== Record list ==

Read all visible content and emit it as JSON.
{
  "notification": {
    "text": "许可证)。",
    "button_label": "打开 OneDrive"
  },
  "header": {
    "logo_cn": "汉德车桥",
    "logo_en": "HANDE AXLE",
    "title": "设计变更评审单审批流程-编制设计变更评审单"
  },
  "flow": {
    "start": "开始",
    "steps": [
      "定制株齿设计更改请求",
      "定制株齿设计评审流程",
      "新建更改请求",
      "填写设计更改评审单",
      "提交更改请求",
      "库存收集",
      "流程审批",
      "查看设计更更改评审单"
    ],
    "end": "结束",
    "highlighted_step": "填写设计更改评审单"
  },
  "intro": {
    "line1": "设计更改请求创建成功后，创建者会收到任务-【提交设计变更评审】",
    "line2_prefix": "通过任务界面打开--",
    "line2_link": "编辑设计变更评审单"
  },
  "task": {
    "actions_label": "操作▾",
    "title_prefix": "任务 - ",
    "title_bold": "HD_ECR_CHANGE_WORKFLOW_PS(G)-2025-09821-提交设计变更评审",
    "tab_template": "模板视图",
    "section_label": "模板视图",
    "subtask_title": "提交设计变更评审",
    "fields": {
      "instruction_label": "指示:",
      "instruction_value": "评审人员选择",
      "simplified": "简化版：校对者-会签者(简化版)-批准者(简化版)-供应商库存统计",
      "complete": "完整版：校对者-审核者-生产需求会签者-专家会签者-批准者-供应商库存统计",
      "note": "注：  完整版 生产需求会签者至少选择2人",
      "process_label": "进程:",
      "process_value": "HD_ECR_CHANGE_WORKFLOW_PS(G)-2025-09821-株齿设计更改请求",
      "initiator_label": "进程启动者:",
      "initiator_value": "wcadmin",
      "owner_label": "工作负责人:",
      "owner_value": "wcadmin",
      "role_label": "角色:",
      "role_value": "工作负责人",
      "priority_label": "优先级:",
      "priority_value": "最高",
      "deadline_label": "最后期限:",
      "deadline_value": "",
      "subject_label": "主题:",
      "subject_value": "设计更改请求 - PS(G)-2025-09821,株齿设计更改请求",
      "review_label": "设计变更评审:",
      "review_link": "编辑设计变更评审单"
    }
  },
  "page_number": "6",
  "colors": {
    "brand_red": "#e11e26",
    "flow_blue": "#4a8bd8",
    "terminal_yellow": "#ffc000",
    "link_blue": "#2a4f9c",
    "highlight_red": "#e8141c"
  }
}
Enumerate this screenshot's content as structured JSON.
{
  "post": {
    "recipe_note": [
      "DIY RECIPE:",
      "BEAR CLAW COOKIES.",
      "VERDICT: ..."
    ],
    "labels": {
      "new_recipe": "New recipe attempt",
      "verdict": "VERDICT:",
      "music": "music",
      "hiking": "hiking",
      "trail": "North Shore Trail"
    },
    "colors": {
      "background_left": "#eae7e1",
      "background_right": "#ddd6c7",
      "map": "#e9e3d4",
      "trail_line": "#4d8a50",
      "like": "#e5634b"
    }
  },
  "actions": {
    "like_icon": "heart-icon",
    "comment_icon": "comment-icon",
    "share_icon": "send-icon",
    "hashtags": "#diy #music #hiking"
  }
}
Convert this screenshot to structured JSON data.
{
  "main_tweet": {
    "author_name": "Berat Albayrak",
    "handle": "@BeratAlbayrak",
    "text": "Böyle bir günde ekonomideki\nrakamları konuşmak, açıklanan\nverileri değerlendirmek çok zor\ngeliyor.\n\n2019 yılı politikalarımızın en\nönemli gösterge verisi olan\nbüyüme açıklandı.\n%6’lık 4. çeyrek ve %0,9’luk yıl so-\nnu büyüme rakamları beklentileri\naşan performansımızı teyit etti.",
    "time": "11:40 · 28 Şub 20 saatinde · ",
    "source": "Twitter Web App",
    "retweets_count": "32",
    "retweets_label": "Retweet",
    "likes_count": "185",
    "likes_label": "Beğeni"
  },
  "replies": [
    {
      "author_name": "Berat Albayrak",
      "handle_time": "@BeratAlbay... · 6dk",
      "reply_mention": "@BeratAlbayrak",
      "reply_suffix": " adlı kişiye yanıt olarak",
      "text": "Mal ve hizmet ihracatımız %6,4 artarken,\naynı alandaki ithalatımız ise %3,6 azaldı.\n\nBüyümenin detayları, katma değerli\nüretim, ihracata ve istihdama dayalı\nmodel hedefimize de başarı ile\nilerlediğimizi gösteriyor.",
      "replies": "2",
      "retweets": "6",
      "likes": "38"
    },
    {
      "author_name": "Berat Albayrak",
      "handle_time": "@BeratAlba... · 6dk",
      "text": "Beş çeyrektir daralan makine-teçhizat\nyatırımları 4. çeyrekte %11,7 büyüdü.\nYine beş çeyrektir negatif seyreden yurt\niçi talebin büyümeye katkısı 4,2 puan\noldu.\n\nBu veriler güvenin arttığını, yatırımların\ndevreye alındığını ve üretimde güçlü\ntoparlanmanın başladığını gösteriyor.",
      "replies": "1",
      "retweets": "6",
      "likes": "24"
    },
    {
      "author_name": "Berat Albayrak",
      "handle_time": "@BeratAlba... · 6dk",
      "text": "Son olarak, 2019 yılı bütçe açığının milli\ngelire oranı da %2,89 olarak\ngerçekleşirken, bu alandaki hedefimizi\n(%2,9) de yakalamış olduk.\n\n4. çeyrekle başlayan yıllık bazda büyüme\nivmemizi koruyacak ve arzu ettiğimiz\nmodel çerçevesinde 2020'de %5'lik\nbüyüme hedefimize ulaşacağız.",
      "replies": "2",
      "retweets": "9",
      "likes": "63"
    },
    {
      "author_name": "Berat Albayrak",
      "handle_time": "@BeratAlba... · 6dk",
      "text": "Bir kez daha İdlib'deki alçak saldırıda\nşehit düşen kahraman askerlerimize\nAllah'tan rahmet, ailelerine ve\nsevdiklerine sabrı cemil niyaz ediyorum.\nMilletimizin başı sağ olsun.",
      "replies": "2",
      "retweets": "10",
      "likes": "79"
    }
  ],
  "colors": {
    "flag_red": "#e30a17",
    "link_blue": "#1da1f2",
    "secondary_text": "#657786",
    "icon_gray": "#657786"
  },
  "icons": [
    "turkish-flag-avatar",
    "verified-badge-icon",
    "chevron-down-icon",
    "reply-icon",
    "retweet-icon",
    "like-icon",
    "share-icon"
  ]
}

== Goal of the exercise ==
Please set down each line of the records exactly as given.

== Answer in full ==
Read all visible content and emit it as JSON.
{
  "notification": {
    "text": "许可证)。",
    "button_label": "打开 OneDrive"
  },
  "header": {
    "logo_cn": "汉德车桥",
    "logo_en": "HANDE AXLE",
    "title": "设计变更评审单审批流程-编制设计变更评审单"
  },
  "flow": {
    "start": "开始",
    "steps": [
      "定制株齿设计更改请求",
      "定制株齿设计评审流程",
      "新建更改请求",
      "填写设计更改评审单",
      "提交更改请求",
      "库存收集",
      "流程审批",
      "查看设计更更改评审单"
    ],
    "end": "结束",
    "highlighted_step": "填写设计更改评审单"
  },
  "intro": {
    "line1": "设计更改请求创建成功后，创建者会收到任务-【提交设计变更评审】",
    "line2_prefix": "通过任务界面打开--",
    "line2_link": "编辑设计变更评审单"
  },
  "task": {
    "actions_label": "操作▾",
    "title_prefix": "任务 - ",
    "title_bold": "HD_ECR_CHANGE_WORKFLOW_PS(G)-2025-09821-提交设计变更评审",
    "tab_template": "模板视图",
    "section_label": "模板视图",
    "subtask_title": "提交设计变更评审",
    "fields": {
      "instruction_label": "指示:",
      "instruction_value": "评审人员选择",
      "simplified": "简化版：校对者-会签者(简化版)-批准者(简化版)-供应商库存统计",
      "complete": "完整版：校对者-审核者-生产需求会签者-专家会签者-批准者-供应商库存统计",
      "note": "注：  完整版 生产需求会签者至少选择2人",
      "process_label": "进程:",
      "process_value": "HD_ECR_CHANGE_WORKFLOW_PS(G)-2025-09821-株齿设计更改请求",
      "initiator_label": "进程启动者:",
      "initiator_value": "wcadmin",
      "owner_label": "工作负责人:",
      "owner_value": "wcadmin",
      "role_label": "角色:",
      "role_value": "工作负责人",
      "priority_label": "优先级:",
      "priority_value": "最高",
      "deadline_label": "最后期限:",
      "deadline_value": "",
      "subject_label": "主题:",
      "subject_value": "设计更改请求 - PS(G)-2025-09821,株齿设计更改请求",
      "review_label": "设计变更评审:",
      "review_link": "编辑设计变更评审单"
    }
  },
  "page_number": "6",
  "colors": {
    "brand_red": "#e11e26",
    "flow_blue": "#4a8bd8",
    "terminal_yellow": "#ffc000",
    "link_blue": "#2a4f9c",
    "highlight_red": "#e8141c"
  }
}
Enumerate this screenshot's content as structured JSON.
{
  "post": {
    "recipe_note": [
      "DIY RECIPE:",
      "BEAR CLAW COOKIES.",
      "VERDICT: ..."
    ],
    "labels": {
      "new_recipe": "New recipe attempt",
      "verdict": "VERDICT:",
      "music": "music",
      "hiking": "hiking",
      "trail": "North Shore Trail"
    },
    "colors": {
      "background_left": "#eae7e1",
      "background_right": "#ddd6c7",
      "map": "#e9e3d4",
      "trail_line": "#4d8a50",
      "like": "#e5634b"
    }
  },
  "actions": {
    "like_icon": "heart-icon",
    "comment_icon": "comment-icon",
    "share_icon": "send-icon",
    "hashtags": "#diy #music #hiking"
  }
}
Convert this screenshot to structured JSON data.
{
  "main_tweet": {
    "author_name": "Berat Albayrak",
    "handle": "@BeratAlbayrak",
    "text": "Böyle bir günde ekonomideki\nrakamları konuşmak, açıklanan\nverileri değerlendirmek çok zor\ngeliyor.\n\n2019 yılı politikalarımızın en\nönemli gösterge verisi olan\nbüyüme açıklandı.\n%6’lık 4. çeyrek ve %0,9’luk yıl so-\nnu büyüme rakamları beklentileri\naşan performansımızı teyit etti.",
    "time": "11:40 · 28 Şub 20 saatinde · ",
    "source": "Twitter Web App",
    "retweets_count": "32",
    "retweets_label": "Retweet",
    "likes_count": "185",
    "likes_label": "Beğeni"
  },
  "replies": [
    {
      "author_name": "Berat Albayrak",
      "handle_time": "@BeratAlbay... · 6dk",
      "reply_mention": "@BeratAlbayrak",
      "reply_suffix": " adlı kişiye yanıt olarak",
      "text": "Mal ve hizmet ihracatımız %6,4 artarken,\naynı alandaki ithalatımız ise %3,6 azaldı.\n\nBüyümenin detayları, katma değerli\nüretim, ihracata ve istihdama dayalı\nmodel hedefimize de başarı ile\nilerlediğimizi gösteriyor.",
      "replies": "2",
      "retweets": "6",
      "likes": "38"
    },
    {
      "author_name": "Berat Albayrak",
      "handle_time": "@BeratAlba... · 6dk",
      "text": "Beş çeyrektir daralan makine-teçhizat\nyatırımları 4. çeyrekte %11,7 büyüdü.\nYine beş çeyrektir negatif seyreden yurt\niçi talebin büyümeye katkısı 4,2 puan\noldu.\n\nBu veriler güvenin arttığını, yatırımların\ndevreye alındığını ve üretimde güçlü\ntoparlanmanın başladığını gösteriyor.",
      "replies": "1",
      "retweets": "6",
      "likes": "24"
    },
    {
      "author_name": "Berat Albayrak",
      "handle_time": "@BeratAlba... · 6dk",
      "text": "Son olarak, 2019 yılı bütçe açığının milli\ngelire oranı da %2,89 olarak\ngerçekleşirken, bu alandaki hedefimizi\n(%2,9) de yakalamış olduk.\n\n4. çeyrekle başlayan yıllık bazda büyüme\nivmemizi koruyacak ve arzu ettiğimiz\nmodel çerçevesinde 2020'de %5'lik\nbüyüme hedefimize ulaşacağız.",
      "replies": "2",
      "retweets": "9",
      "likes": "63"
    },
    {
      "author_name": "Berat Albayrak",
      "handle_time": "@BeratAlba... · 6dk",
      "text": "Bir kez daha İdlib'deki alçak saldırıda\nşehit düşen kahraman askerlerimize\nAllah'tan rahmet, ailelerine ve\nsevdiklerine sabrı cemil niyaz ediyorum.\nMilletimizin başı sağ olsun.",
      "replies": "2",
      "retweets": "10",
      "likes": "79"
    }
  ],
  "colors": {
    "flag_red": "#e30a17",
    "link_blue": "#1da1f2",
    "secondary_text": "#657786",
    "icon_gray": "#657786"
  },
  "icons": [
    "turkish-flag-avatar",
    "verified-badge-icon",
    "chevron-down-icon",
    "reply-icon",
    "retweet-icon",
    "like-icon",
    "share-icon"
  ]
}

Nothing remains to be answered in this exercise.